▸ Exercise: Without the pictures, can you quote each line below exactly?

>> BEGIN Material for the task

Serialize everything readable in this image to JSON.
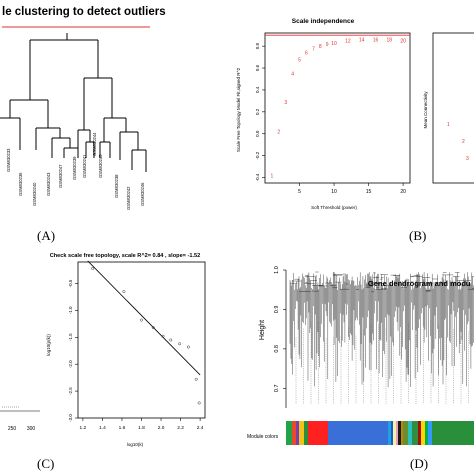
{
  "panels": {
    "A": {
      "label": "(A)",
      "title": "le clustering to detect outliers",
      "leaf_labels": [
        "GSM830233",
        "GSM830236",
        "GSM830240",
        "GSM830243",
        "GSM830247",
        "GSM830239",
        "GSM830241",
        "GSM830244",
        "GSM830245",
        "GSM830238",
        "GSM830242",
        "GSM830246"
      ]
    },
    "B": {
      "label": "(B)",
      "title": "Scale independence",
      "xlabel": "Soft Threshold (power)",
      "ylabel": "Scale Free Topology Model Fit,signed R^2",
      "ylabel2": "Mean Connectivity",
      "xticks": [
        "5",
        "10",
        "15",
        "20"
      ],
      "yticks": [
        "-0.4",
        "-0.2",
        "0.0",
        "0.2",
        "0.4",
        "0.6",
        "0.8"
      ]
    },
    "C": {
      "label": "(C)",
      "title": "Check scale free topology, scale R^2= 0.84 , slope= -1.52",
      "xlabel": "log10(k)",
      "ylabel": "log10(p(k))",
      "xticks": [
        "1.2",
        "1.4",
        "1.6",
        "1.8",
        "2.0",
        "2.2",
        "2.4"
      ],
      "yticks": [
        "-0.5",
        "-1.0",
        "-1.5",
        "-2.0",
        "-2.5",
        "-3.0"
      ],
      "left_xticks": [
        "250",
        "300"
      ]
    },
    "D": {
      "label": "(D)",
      "title": "Gene dendrogram and modu",
      "ylabel": "Height",
      "yticks": [
        "1.0",
        "0.9",
        "0.8",
        "0.7"
      ],
      "module_label": "Module colors",
      "module_colors": [
        "#22a34a",
        "#e84a2a",
        "#7a3fb0",
        "#f2c21a",
        "#2a8f3a",
        "#ff2020",
        "#3a6fd8",
        "#1aa3e0",
        "#2255cc",
        "#f7f2a0",
        "#e8a0c0",
        "#1a1a1a",
        "#b8860b",
        "#6a8f2a",
        "#28c0c0",
        "#2f8f3f",
        "#a01010",
        "#ffd700",
        "#00b050",
        "#3399ff",
        "#2a8f3a"
      ]
    }
  },
  "chart_data": [
    {
      "type": "scatter",
      "panel": "B",
      "title": "Scale independence",
      "xlabel": "Soft Threshold (power)",
      "ylabel": "Scale Free Topology Model Fit,signed R^2",
      "x": [
        1,
        2,
        3,
        4,
        5,
        6,
        7,
        8,
        9,
        10,
        12,
        14,
        16,
        18,
        20
      ],
      "y": [
        -0.38,
        0.02,
        0.29,
        0.55,
        0.68,
        0.74,
        0.78,
        0.8,
        0.82,
        0.83,
        0.85,
        0.86,
        0.86,
        0.86,
        0.85
      ],
      "xlim": [
        1,
        20
      ],
      "ylim": [
        -0.4,
        0.9
      ],
      "hline": 0.9,
      "hline_color": "#e63030",
      "point_color": "#e63030"
    },
    {
      "type": "scatter",
      "panel": "C",
      "title": "Check scale free topology, scale R^2= 0.84 , slope= -1.52",
      "xlabel": "log10(k)",
      "ylabel": "log10(p(k))",
      "x": [
        1.3,
        1.62,
        1.8,
        1.92,
        2.02,
        2.1,
        2.19,
        2.28,
        2.36,
        2.39
      ],
      "y": [
        -0.22,
        -0.65,
        -1.18,
        -1.32,
        -1.48,
        -1.55,
        -1.62,
        -1.68,
        -2.28,
        -2.72
      ],
      "fit_line": {
        "x": [
          1.25,
          2.4
        ],
        "y": [
          -0.08,
          -2.2
        ]
      },
      "xlim": [
        1.15,
        2.45
      ],
      "ylim": [
        -3.0,
        -0.1
      ]
    }
  ]
}
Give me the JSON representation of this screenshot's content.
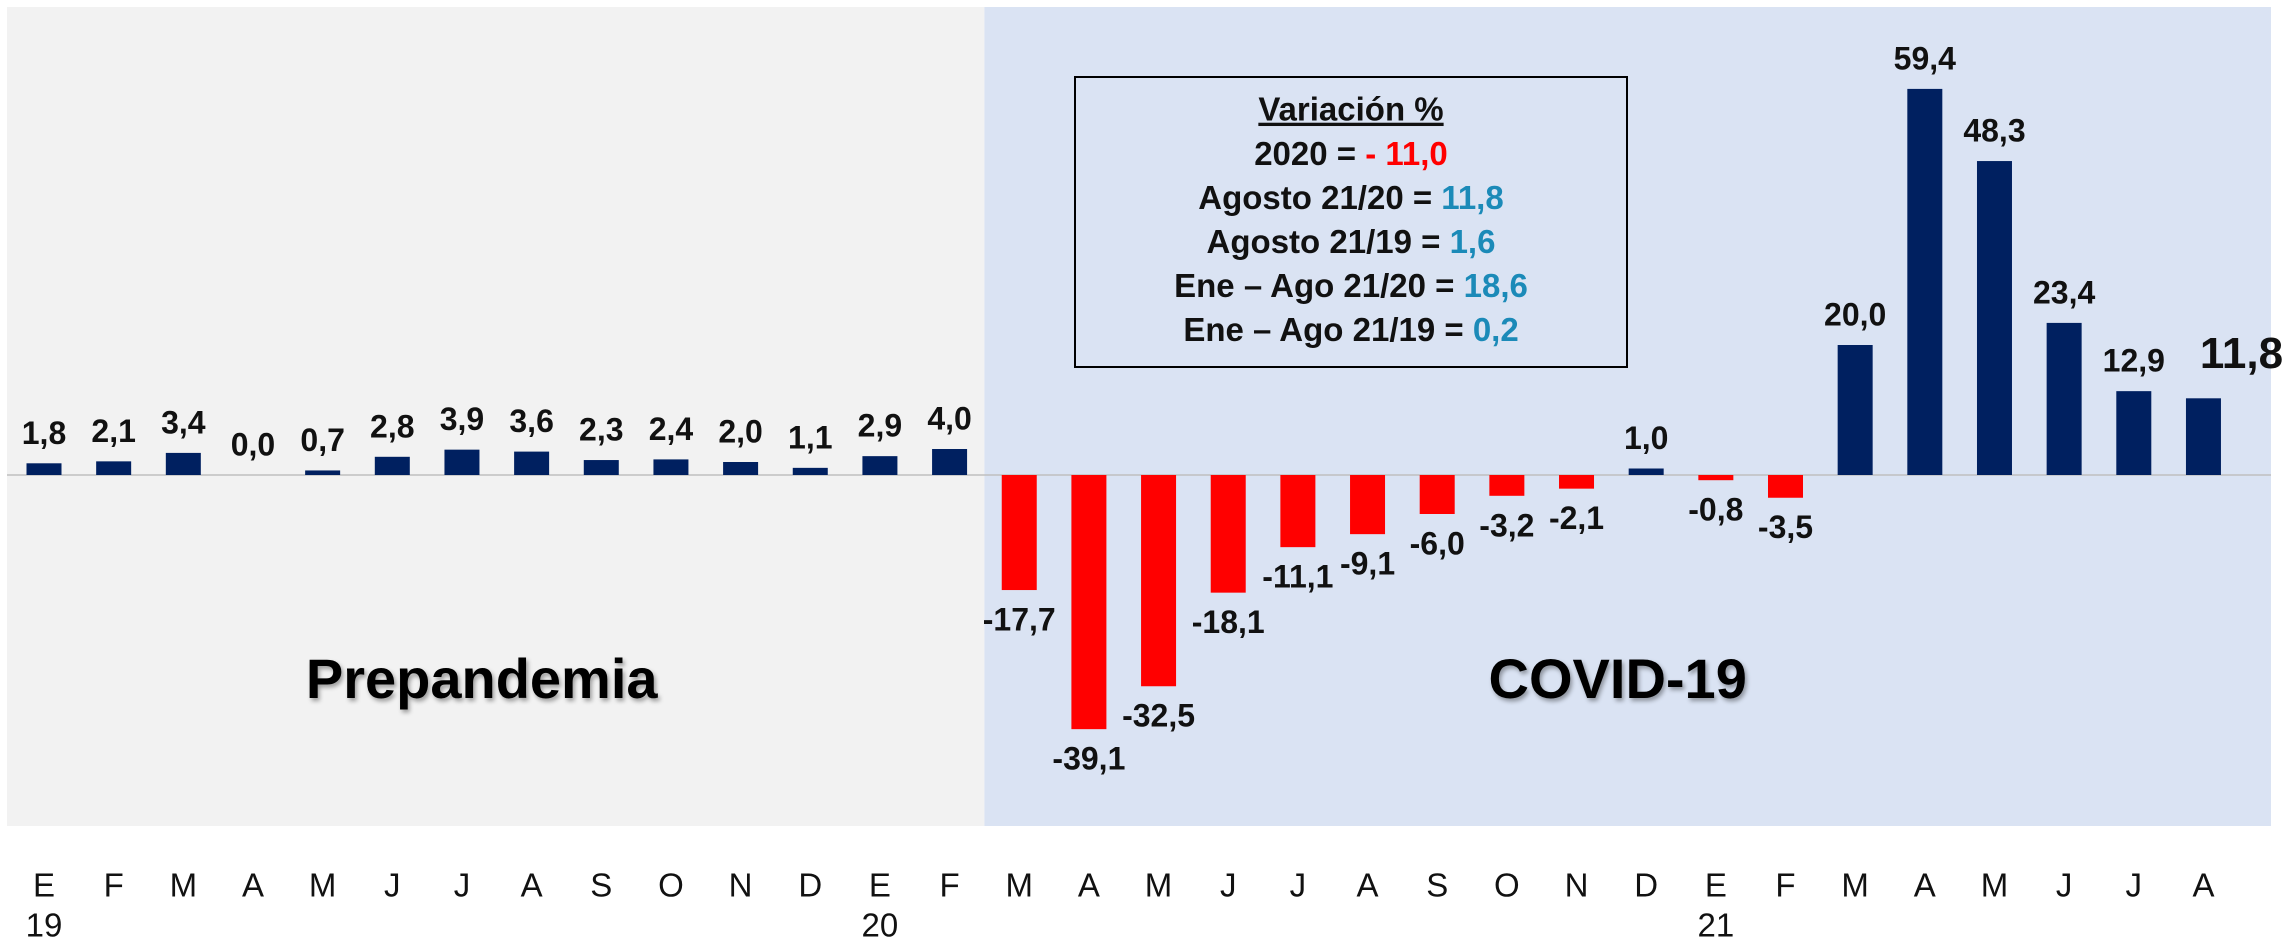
{
  "chart_data": {
    "type": "bar",
    "categories": [
      "E",
      "F",
      "M",
      "A",
      "M",
      "J",
      "J",
      "A",
      "S",
      "O",
      "N",
      "D",
      "E",
      "F",
      "M",
      "A",
      "M",
      "J",
      "J",
      "A",
      "S",
      "O",
      "N",
      "D",
      "E",
      "F",
      "M",
      "A",
      "M",
      "J",
      "J",
      "A"
    ],
    "years": [
      "19",
      null,
      null,
      null,
      null,
      null,
      null,
      null,
      null,
      null,
      null,
      null,
      "20",
      null,
      null,
      null,
      null,
      null,
      null,
      null,
      null,
      null,
      null,
      null,
      "21",
      null,
      null,
      null,
      null,
      null,
      null,
      null
    ],
    "values": [
      1.8,
      2.1,
      3.4,
      0.0,
      0.7,
      2.8,
      3.9,
      3.6,
      2.3,
      2.4,
      2.0,
      1.1,
      2.9,
      4.0,
      -17.7,
      -39.1,
      -32.5,
      -18.1,
      -11.1,
      -9.1,
      -6.0,
      -3.2,
      -2.1,
      1.0,
      -0.8,
      -3.5,
      20.0,
      59.4,
      48.3,
      23.4,
      12.9,
      11.8
    ],
    "value_labels": [
      "1,8",
      "2,1",
      "3,4",
      "0,0",
      "0,7",
      "2,8",
      "3,9",
      "3,6",
      "2,3",
      "2,4",
      "2,0",
      "1,1",
      "2,9",
      "4,0",
      "-17,7",
      "-39,1",
      "-32,5",
      "-18,1",
      "-11,1",
      "-9,1",
      "-6,0",
      "-3,2",
      "-2,1",
      "1,0",
      "-0,8",
      "-3,5",
      "20,0",
      "59,4",
      "48,3",
      "23,4",
      "12,9",
      "11,8"
    ],
    "colors": {
      "positive": "#002060",
      "negative": "#ff0000"
    },
    "ylim": [
      -54,
      72
    ],
    "regions": [
      {
        "label": "Prepandemia",
        "start": 0,
        "end": 13,
        "color": "#f2f2f2"
      },
      {
        "label": "COVID-19",
        "start": 14,
        "end": 31,
        "color": "#dae3f3"
      }
    ],
    "annotation": {
      "title": "Variación %",
      "lines": [
        {
          "text": "2020 = ",
          "value": "- 11,0",
          "color": "#ff0000"
        },
        {
          "text": "Agosto 21/20 = ",
          "value": "11,8",
          "color": "#1b8ab8"
        },
        {
          "text": "Agosto 21/19 = ",
          "value": "1,6",
          "color": "#1b8ab8"
        },
        {
          "text": "Ene – Ago 21/20 = ",
          "value": "18,6",
          "color": "#1b8ab8"
        },
        {
          "text": "Ene – Ago 21/19 = ",
          "value": "0,2",
          "color": "#1b8ab8"
        }
      ]
    }
  }
}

>> END Material for the task

▸ Output:
Serialize everything readable in this image to JSON.
{
  "panels": {
    "A": {
      "label": "(A)",
      "title": "le clustering to detect outliers",
      "leaf_labels": [
        "GSM830233",
        "GSM830236",
        "GSM830240",
        "GSM830243",
        "GSM830247",
        "GSM830239",
        "GSM830241",
        "GSM830244",
        "GSM830245",
        "GSM830238",
        "GSM830242",
        "GSM830246"
      ]
    },
    "B": {
      "label": "(B)",
      "title": "Scale independence",
      "xlabel": "Soft Threshold (power)",
      "ylabel": "Scale Free Topology Model Fit,signed R^2",
      "ylabel2": "Mean Connectivity",
      "xticks": [
        "5",
        "10",
        "15",
        "20"
      ],
      "yticks": [
        "-0.4",
        "-0.2",
        "0.0",
        "0.2",
        "0.4",
        "0.6",
        "0.8"
      ]
    },
    "C": {
      "label": "(C)",
      "title": "Check scale free topology, scale R^2= 0.84 , slope= -1.52",
      "xlabel": "log10(k)",
      "ylabel": "log10(p(k))",
      "xticks": [
        "1.2",
        "1.4",
        "1.6",
        "1.8",
        "2.0",
        "2.2",
        "2.4"
      ],
      "yticks": [
        "-0.5",
        "-1.0",
        "-1.5",
        "-2.0",
        "-2.5",
        "-3.0"
      ],
      "left_xticks": [
        "250",
        "300"
      ]
    },
    "D": {
      "label": "(D)",
      "title": "Gene dendrogram and modu",
      "ylabel": "Height",
      "yticks": [
        "1.0",
        "0.9",
        "0.8",
        "0.7"
      ],
      "module_label": "Module colors",
      "module_colors": [
        "#22a34a",
        "#e84a2a",
        "#7a3fb0",
        "#f2c21a",
        "#2a8f3a",
        "#ff2020",
        "#3a6fd8",
        "#1aa3e0",
        "#2255cc",
        "#f7f2a0",
        "#e8a0c0",
        "#1a1a1a",
        "#b8860b",
        "#6a8f2a",
        "#28c0c0",
        "#2f8f3f",
        "#a01010",
        "#ffd700",
        "#00b050",
        "#3399ff",
        "#2a8f3a"
      ]
    }
  },
  "chart_data": [
    {
      "type": "scatter",
      "panel": "B",
      "title": "Scale independence",
      "xlabel": "Soft Threshold (power)",
      "ylabel": "Scale Free Topology Model Fit,signed R^2",
      "x": [
        1,
        2,
        3,
        4,
        5,
        6,
        7,
        8,
        9,
        10,
        12,
        14,
        16,
        18,
        20
      ],
      "y": [
        -0.38,
        0.02,
        0.29,
        0.55,
        0.68,
        0.74,
        0.78,
        0.8,
        0.82,
        0.83,
        0.85,
        0.86,
        0.86,
        0.86,
        0.85
      ],
      "xlim": [
        1,
        20
      ],
      "ylim": [
        -0.4,
        0.9
      ],
      "hline": 0.9,
      "hline_color": "#e63030",
      "point_color": "#e63030"
    },
    {
      "type": "scatter",
      "panel": "C",
      "title": "Check scale free topology, scale R^2= 0.84 , slope= -1.52",
      "xlabel": "log10(k)",
      "ylabel": "log10(p(k))",
      "x": [
        1.3,
        1.62,
        1.8,
        1.92,
        2.02,
        2.1,
        2.19,
        2.28,
        2.36,
        2.39
      ],
      "y": [
        -0.22,
        -0.65,
        -1.18,
        -1.32,
        -1.48,
        -1.55,
        -1.62,
        -1.68,
        -2.28,
        -2.72
      ],
      "fit_line": {
        "x": [
          1.25,
          2.4
        ],
        "y": [
          -0.08,
          -2.2
        ]
      },
      "xlim": [
        1.15,
        2.45
      ],
      "ylim": [
        -3.0,
        -0.1
      ]
    }
  ]
}
Give me the JSON representation of this screenshot's content.
{
  "chart_data": {
    "type": "bar",
    "categories": [
      "E",
      "F",
      "M",
      "A",
      "M",
      "J",
      "J",
      "A",
      "S",
      "O",
      "N",
      "D",
      "E",
      "F",
      "M",
      "A",
      "M",
      "J",
      "J",
      "A",
      "S",
      "O",
      "N",
      "D",
      "E",
      "F",
      "M",
      "A",
      "M",
      "J",
      "J",
      "A"
    ],
    "years": [
      "19",
      null,
      null,
      null,
      null,
      null,
      null,
      null,
      null,
      null,
      null,
      null,
      "20",
      null,
      null,
      null,
      null,
      null,
      null,
      null,
      null,
      null,
      null,
      null,
      "21",
      null,
      null,
      null,
      null,
      null,
      null,
      null
    ],
    "values": [
      1.8,
      2.1,
      3.4,
      0.0,
      0.7,
      2.8,
      3.9,
      3.6,
      2.3,
      2.4,
      2.0,
      1.1,
      2.9,
      4.0,
      -17.7,
      -39.1,
      -32.5,
      -18.1,
      -11.1,
      -9.1,
      -6.0,
      -3.2,
      -2.1,
      1.0,
      -0.8,
      -3.5,
      20.0,
      59.4,
      48.3,
      23.4,
      12.9,
      11.8
    ],
    "value_labels": [
      "1,8",
      "2,1",
      "3,4",
      "0,0",
      "0,7",
      "2,8",
      "3,9",
      "3,6",
      "2,3",
      "2,4",
      "2,0",
      "1,1",
      "2,9",
      "4,0",
      "-17,7",
      "-39,1",
      "-32,5",
      "-18,1",
      "-11,1",
      "-9,1",
      "-6,0",
      "-3,2",
      "-2,1",
      "1,0",
      "-0,8",
      "-3,5",
      "20,0",
      "59,4",
      "48,3",
      "23,4",
      "12,9",
      "11,8"
    ],
    "colors": {
      "positive": "#002060",
      "negative": "#ff0000"
    },
    "ylim": [
      -54,
      72
    ],
    "regions": [
      {
        "label": "Prepandemia",
        "start": 0,
        "end": 13,
        "color": "#f2f2f2"
      },
      {
        "label": "COVID-19",
        "start": 14,
        "end": 31,
        "color": "#dae3f3"
      }
    ],
    "annotation": {
      "title": "Variación %",
      "lines": [
        {
          "text": "2020 = ",
          "value": "- 11,0",
          "color": "#ff0000"
        },
        {
          "text": "Agosto 21/20 = ",
          "value": "11,8",
          "color": "#1b8ab8"
        },
        {
          "text": "Agosto 21/19 = ",
          "value": "1,6",
          "color": "#1b8ab8"
        },
        {
          "text": "Ene – Ago 21/20 = ",
          "value": "18,6",
          "color": "#1b8ab8"
        },
        {
          "text": "Ene – Ago 21/19 = ",
          "value": "0,2",
          "color": "#1b8ab8"
        }
      ]
    }
  }
}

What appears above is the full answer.